Exercícios:
- a) De acordo com o texto sobre o clero sob o regime soviético, em que momento todos os mosteiros foram fechados?
- b) Enumere todos os bens que, conforme o texto sobre o clero sob o regime soviético, foram tomados pelas autoridades.
- c) Reproduza fielmente, do texto sobre o clero sob o regime soviético, o trecho que vai de "Todos os mosteiros" até "cedidos por particulares.".

Texto fornecido:
--------------------
Todos os mosteiros foram fechados durante o primeiro mês do regime soviético. Apoderaram-se também de todas as propriedades e dos depósitos em bancos. Com poucas exceções, apossaram-se das casas dos sacerdotes para servirem aos objetivos do Partido Comunista Nacional. Todos os bispos funcionários do estabelecimento episcopal foram banidos de suas residências. Entre os últimos a serem expulsos de suas residências figuravam o arcebispo de Kaunas e seu auxiliar. As autoridades soviéticas não destinaram sequer uma residência ao bispo nem ao sacerdote expulsos. Tornara-se difícil ao clero encontrar aposentos em qualquer lugar, porque todas as casas haviam sido nacionalizadas. Alguns bispos eram constantemente despejados dos aposentos que lhes tinham sido cedidos por particulares.
--------------------
Listagem:
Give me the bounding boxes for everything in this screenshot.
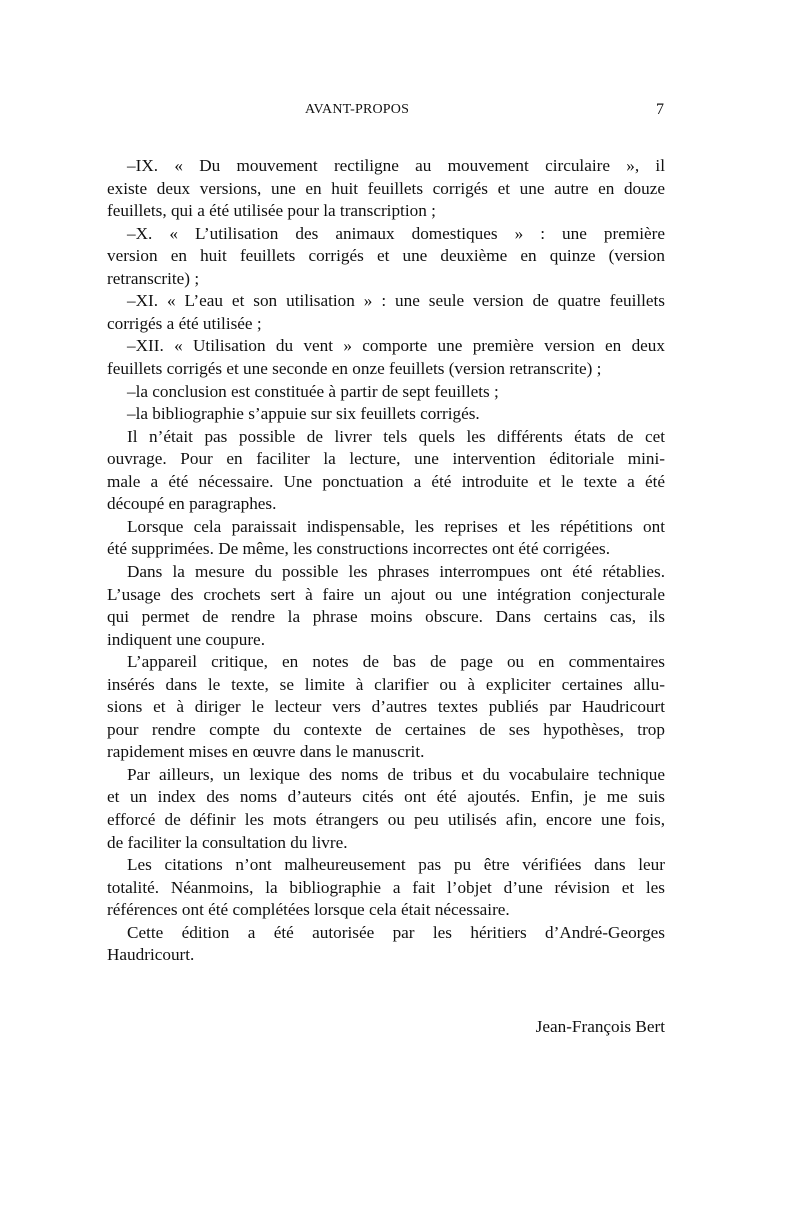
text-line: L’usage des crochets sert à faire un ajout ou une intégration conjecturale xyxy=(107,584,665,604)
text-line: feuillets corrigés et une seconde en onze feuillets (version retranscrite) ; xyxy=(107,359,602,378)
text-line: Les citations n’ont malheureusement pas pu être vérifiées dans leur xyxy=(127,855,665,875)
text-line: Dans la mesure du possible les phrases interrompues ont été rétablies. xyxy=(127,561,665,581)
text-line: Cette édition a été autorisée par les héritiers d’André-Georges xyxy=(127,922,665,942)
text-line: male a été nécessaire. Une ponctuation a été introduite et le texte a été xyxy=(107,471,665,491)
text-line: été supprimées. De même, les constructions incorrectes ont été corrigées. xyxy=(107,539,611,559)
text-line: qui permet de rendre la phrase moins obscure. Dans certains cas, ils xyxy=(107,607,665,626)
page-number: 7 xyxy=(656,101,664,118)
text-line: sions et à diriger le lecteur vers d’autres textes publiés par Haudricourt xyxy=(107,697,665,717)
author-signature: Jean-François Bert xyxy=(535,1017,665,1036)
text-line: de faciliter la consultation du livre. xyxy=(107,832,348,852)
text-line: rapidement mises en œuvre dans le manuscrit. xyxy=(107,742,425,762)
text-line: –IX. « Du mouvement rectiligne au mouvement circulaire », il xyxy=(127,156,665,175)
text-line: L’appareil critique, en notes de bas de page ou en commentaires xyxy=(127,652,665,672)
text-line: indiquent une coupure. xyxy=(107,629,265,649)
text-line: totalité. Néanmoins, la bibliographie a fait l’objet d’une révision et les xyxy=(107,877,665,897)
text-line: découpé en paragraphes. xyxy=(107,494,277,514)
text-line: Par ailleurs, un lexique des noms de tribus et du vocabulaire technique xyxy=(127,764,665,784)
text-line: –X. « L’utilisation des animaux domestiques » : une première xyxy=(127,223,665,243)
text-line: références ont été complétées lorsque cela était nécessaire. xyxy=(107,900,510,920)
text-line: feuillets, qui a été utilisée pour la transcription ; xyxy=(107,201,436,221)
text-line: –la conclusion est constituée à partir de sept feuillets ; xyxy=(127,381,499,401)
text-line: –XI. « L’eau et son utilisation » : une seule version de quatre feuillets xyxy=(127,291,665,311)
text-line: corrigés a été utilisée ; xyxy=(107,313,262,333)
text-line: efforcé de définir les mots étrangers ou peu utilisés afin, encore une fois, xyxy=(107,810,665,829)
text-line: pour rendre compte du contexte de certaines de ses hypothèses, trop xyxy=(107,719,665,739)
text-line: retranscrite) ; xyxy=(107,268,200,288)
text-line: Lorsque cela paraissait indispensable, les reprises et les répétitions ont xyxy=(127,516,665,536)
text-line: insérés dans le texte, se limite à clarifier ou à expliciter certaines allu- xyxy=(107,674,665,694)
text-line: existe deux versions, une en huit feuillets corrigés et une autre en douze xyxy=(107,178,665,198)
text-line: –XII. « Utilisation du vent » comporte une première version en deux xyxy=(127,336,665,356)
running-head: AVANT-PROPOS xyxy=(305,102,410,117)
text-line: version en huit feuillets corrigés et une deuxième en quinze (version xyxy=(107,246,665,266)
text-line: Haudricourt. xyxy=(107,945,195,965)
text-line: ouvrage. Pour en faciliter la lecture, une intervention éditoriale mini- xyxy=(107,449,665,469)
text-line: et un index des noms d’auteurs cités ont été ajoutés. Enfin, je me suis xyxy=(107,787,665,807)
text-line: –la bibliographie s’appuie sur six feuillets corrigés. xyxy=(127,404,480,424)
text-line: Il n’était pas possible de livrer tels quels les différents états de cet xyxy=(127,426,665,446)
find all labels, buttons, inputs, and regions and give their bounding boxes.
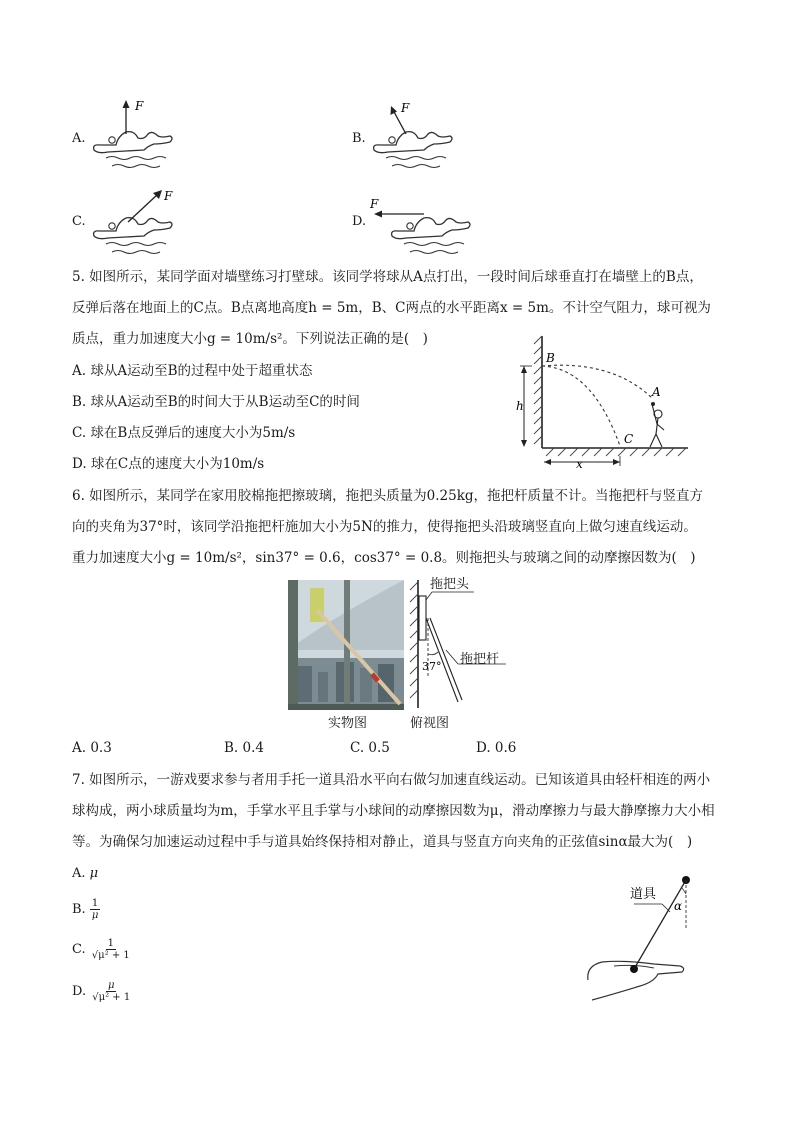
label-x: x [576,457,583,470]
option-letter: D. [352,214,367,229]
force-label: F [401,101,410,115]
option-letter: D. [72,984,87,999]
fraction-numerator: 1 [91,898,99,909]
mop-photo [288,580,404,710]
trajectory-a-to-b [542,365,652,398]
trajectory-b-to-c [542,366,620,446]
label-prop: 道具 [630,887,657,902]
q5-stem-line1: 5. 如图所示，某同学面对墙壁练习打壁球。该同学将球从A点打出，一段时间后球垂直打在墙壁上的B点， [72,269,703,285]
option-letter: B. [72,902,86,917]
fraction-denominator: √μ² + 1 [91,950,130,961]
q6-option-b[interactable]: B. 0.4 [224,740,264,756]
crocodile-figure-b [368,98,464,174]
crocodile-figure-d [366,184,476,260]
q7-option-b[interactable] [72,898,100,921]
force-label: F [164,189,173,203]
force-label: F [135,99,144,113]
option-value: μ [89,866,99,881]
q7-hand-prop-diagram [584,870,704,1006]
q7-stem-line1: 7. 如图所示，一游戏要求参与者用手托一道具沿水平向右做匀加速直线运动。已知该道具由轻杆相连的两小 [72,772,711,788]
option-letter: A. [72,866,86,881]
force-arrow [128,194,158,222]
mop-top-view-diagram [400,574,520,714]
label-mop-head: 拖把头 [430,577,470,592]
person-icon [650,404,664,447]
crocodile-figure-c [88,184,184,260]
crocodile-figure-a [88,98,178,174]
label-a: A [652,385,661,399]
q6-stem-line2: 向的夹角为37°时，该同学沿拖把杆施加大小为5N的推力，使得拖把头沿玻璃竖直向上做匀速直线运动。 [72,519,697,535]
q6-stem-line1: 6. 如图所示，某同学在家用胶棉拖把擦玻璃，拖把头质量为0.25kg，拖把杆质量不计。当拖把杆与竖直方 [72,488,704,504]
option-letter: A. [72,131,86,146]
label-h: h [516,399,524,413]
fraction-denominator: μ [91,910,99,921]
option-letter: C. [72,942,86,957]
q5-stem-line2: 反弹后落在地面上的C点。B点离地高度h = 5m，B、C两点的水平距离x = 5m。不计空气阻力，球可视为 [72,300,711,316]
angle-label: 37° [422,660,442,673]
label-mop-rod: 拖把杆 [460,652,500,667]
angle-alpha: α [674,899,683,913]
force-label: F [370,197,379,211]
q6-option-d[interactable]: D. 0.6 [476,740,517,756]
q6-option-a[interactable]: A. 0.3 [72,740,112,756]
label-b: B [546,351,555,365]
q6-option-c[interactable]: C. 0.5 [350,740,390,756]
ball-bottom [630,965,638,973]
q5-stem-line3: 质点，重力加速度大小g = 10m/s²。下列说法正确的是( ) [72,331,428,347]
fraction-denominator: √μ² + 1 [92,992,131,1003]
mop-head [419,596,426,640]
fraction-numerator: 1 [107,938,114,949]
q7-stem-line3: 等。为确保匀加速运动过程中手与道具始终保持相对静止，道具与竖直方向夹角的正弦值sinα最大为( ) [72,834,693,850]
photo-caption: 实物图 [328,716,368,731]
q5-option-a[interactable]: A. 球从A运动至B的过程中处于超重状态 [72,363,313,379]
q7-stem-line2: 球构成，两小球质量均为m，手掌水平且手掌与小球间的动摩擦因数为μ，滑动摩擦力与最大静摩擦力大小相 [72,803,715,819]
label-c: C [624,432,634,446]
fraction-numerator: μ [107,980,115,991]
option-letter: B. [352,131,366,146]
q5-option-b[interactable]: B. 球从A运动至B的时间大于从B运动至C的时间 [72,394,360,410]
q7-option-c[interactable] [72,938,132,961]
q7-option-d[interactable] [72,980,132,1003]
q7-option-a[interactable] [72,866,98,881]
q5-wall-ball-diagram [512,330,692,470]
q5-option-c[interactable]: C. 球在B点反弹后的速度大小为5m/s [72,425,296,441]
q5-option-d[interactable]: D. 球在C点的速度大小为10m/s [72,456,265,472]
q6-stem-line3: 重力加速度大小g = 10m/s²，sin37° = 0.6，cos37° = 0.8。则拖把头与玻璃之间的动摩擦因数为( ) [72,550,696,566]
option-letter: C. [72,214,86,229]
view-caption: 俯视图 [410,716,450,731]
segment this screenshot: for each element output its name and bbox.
--------------------
Respostas esperadas:
- a) Durante o primeiro mês do regime soviético.

- b)
- Todas as propriedades
- Os depósitos em bancos
- As casas dos sacerdotes, com poucas exceções

- c)
Todos os mosteiros foram fechados durante o primeiro mês do regime soviético. Apoderaram-se também de todas as propriedades e dos depósitos em bancos. Com poucas exceções, apossaram-se das casas dos sacerdotes para servirem aos objetivos do Partido Comunista Nacional. Todos os bispos funcionários do estabelecimento episcopal foram banidos de suas residências. Entre os últimos a serem expulsos de suas residências figuravam o arcebispo de Kaunas e seu auxiliar. As autoridades soviéticas não destinaram sequer uma residência ao bispo nem ao sacerdote expulsos. Tornara-se difícil ao clero encontrar aposentos em qualquer lugar, porque todas as casas haviam sido nacionalizadas. Alguns bispos eram constantemente despejados dos aposentos que lhes tinham sido cedidos por particulares.